Stored data entries:
# # # # #

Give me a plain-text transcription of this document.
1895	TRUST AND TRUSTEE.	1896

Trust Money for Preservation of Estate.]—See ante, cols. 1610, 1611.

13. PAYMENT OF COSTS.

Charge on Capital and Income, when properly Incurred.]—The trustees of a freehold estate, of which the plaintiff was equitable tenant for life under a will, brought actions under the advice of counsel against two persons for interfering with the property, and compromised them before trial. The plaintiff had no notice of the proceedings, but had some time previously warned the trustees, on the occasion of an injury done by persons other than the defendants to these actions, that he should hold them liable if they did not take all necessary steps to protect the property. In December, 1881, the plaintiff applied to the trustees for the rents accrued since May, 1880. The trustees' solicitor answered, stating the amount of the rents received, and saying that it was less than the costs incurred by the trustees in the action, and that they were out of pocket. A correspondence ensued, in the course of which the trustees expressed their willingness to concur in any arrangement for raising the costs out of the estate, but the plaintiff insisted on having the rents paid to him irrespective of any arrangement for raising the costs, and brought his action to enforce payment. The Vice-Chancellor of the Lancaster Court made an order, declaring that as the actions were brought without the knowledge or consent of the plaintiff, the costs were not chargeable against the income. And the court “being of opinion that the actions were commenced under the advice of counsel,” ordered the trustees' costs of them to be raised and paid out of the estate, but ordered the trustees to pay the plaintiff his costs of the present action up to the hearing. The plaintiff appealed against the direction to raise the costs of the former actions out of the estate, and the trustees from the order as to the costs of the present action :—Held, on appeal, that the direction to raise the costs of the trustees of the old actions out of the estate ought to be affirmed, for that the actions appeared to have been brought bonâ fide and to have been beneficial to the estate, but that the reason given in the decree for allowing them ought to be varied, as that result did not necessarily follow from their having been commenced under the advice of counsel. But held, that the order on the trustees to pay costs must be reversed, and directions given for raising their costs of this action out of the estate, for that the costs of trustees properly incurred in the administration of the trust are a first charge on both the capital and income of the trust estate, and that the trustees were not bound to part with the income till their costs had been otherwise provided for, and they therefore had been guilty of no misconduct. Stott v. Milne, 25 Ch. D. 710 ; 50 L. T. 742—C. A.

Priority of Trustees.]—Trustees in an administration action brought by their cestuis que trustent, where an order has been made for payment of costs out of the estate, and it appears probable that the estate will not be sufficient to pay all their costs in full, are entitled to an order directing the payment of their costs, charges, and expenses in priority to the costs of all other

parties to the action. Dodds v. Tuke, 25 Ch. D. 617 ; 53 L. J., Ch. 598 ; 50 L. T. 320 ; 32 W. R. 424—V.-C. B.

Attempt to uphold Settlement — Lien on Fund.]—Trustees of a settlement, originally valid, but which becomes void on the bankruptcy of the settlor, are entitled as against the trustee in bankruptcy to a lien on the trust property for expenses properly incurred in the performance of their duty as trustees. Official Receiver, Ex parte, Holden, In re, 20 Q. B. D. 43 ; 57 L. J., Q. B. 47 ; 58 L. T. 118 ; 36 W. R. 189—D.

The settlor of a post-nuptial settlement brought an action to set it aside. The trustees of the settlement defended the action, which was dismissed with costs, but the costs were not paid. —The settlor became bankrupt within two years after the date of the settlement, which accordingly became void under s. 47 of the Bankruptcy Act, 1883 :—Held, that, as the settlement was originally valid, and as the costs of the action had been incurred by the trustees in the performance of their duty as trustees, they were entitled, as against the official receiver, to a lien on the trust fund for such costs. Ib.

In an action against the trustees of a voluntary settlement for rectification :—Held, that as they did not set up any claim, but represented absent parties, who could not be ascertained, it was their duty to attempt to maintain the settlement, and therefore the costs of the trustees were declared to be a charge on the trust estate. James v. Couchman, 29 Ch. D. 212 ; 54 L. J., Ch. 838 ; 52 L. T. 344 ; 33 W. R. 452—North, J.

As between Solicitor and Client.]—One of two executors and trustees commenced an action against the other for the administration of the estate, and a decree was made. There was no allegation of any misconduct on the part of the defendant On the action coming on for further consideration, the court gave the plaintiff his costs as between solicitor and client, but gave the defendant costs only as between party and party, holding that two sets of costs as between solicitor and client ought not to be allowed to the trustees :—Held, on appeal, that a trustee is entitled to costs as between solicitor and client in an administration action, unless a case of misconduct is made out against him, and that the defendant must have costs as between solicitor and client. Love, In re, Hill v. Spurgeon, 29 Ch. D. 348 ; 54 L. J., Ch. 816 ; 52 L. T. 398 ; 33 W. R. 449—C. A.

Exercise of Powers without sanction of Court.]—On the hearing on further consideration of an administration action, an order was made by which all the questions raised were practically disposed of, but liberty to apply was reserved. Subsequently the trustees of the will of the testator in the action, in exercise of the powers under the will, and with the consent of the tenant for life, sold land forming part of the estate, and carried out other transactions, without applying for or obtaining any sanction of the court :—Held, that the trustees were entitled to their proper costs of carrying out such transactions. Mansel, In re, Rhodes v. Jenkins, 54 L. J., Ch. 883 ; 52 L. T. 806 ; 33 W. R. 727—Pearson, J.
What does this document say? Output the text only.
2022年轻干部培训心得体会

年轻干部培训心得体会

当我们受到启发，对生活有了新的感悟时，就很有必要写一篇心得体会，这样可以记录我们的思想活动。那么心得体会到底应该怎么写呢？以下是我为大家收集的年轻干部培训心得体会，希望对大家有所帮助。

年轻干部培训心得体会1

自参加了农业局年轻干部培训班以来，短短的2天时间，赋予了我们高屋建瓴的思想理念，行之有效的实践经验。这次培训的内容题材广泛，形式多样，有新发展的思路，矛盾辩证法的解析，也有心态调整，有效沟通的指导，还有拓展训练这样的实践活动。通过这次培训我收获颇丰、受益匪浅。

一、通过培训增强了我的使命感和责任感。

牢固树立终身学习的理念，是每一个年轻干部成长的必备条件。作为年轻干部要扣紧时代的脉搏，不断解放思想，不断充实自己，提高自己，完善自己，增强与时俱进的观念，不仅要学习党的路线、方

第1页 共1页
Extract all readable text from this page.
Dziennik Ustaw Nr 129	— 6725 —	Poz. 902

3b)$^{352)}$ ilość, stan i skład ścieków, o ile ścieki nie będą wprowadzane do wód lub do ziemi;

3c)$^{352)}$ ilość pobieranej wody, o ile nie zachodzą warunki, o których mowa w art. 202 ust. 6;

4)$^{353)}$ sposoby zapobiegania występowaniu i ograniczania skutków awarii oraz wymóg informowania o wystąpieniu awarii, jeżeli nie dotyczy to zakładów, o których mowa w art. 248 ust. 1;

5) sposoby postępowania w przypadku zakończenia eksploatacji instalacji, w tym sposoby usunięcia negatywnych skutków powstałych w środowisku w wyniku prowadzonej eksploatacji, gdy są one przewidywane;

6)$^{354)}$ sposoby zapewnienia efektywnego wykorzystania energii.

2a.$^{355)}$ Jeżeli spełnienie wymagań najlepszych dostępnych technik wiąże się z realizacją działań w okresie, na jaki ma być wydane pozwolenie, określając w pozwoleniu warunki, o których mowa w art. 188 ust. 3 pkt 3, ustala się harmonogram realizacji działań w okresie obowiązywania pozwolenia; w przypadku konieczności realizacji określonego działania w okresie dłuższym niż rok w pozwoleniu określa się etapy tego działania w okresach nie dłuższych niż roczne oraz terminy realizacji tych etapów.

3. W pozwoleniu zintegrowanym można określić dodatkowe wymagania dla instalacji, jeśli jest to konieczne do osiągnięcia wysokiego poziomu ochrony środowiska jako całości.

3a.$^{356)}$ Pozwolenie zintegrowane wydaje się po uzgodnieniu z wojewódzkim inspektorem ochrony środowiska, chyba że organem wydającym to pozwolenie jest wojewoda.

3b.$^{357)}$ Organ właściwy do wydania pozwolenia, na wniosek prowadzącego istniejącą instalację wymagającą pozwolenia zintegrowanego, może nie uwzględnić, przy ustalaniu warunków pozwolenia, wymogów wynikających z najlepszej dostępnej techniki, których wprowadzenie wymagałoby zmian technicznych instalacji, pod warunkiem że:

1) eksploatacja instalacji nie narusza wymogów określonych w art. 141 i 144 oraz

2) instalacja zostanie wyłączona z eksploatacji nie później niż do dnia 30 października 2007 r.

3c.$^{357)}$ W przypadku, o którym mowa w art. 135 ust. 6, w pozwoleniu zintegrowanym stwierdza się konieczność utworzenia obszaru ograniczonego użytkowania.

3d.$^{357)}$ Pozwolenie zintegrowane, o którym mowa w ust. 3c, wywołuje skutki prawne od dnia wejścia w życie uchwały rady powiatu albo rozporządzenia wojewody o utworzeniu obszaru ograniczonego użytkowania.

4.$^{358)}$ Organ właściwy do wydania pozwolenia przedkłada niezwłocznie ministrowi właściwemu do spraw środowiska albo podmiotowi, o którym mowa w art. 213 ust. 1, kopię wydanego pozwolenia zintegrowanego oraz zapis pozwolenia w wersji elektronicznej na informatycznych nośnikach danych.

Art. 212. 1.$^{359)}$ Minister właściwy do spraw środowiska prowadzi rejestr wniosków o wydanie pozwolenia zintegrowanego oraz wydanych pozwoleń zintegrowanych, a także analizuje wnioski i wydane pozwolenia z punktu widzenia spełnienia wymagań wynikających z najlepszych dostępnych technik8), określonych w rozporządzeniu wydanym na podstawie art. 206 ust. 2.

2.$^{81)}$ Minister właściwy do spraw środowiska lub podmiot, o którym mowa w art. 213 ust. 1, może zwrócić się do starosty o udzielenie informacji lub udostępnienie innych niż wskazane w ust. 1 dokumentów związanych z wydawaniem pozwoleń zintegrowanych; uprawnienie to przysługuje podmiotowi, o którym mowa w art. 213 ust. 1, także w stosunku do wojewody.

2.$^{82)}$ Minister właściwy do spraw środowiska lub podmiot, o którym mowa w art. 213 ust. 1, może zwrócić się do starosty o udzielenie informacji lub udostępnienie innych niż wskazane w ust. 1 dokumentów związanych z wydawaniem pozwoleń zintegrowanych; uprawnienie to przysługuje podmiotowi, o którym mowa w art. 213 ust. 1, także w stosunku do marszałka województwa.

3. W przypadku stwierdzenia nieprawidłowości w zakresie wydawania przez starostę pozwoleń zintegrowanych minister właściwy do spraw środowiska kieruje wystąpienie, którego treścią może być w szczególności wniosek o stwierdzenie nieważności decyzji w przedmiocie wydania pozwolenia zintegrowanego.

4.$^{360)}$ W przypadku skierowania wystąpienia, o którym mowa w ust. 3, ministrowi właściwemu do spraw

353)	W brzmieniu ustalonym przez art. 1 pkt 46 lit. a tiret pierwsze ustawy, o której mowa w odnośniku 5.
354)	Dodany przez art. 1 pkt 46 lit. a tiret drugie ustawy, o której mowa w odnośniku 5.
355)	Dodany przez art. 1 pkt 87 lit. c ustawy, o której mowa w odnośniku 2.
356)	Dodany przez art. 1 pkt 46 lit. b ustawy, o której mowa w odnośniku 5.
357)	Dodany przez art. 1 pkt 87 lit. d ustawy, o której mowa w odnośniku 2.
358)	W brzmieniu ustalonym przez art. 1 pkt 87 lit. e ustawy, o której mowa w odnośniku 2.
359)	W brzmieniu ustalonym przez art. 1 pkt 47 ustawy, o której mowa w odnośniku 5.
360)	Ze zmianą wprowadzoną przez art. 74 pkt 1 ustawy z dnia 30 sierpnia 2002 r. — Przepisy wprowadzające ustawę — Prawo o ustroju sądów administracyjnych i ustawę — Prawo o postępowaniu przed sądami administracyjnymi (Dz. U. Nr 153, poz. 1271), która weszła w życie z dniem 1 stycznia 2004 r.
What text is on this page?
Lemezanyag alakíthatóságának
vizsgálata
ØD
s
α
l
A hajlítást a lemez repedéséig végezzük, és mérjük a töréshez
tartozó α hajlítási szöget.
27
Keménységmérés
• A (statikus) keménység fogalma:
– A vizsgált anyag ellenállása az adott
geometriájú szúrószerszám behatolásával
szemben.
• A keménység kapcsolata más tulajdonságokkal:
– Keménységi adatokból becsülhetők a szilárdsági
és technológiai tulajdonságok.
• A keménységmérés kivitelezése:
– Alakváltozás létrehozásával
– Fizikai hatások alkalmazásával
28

# # # # #

Return, word for word, each line from the line that contains "What text is on this page?" to the end of the listing above; include both end lines and nothing else.

> _RESPONSE_
What text is on this page?
Lemezanyag alakíthatóságának
vizsgálata
ØD
s
α
l
A hajlítást a lemez repedéséig végezzük, és mérjük a töréshez
tartozó α hajlítási szöget.
27
Keménységmérés
• A (statikus) keménység fogalma:
– A vizsgált anyag ellenállása az adott
geometriájú szúrószerszám behatolásával
szemben.
• A keménység kapcsolata más tulajdonságokkal:
– Keménységi adatokból becsülhetők a szilárdsági
és technológiai tulajdonságok.
• A keménységmérés kivitelezése:
– Alakváltozás létrehozásával
– Fizikai hatások alkalmazásával
28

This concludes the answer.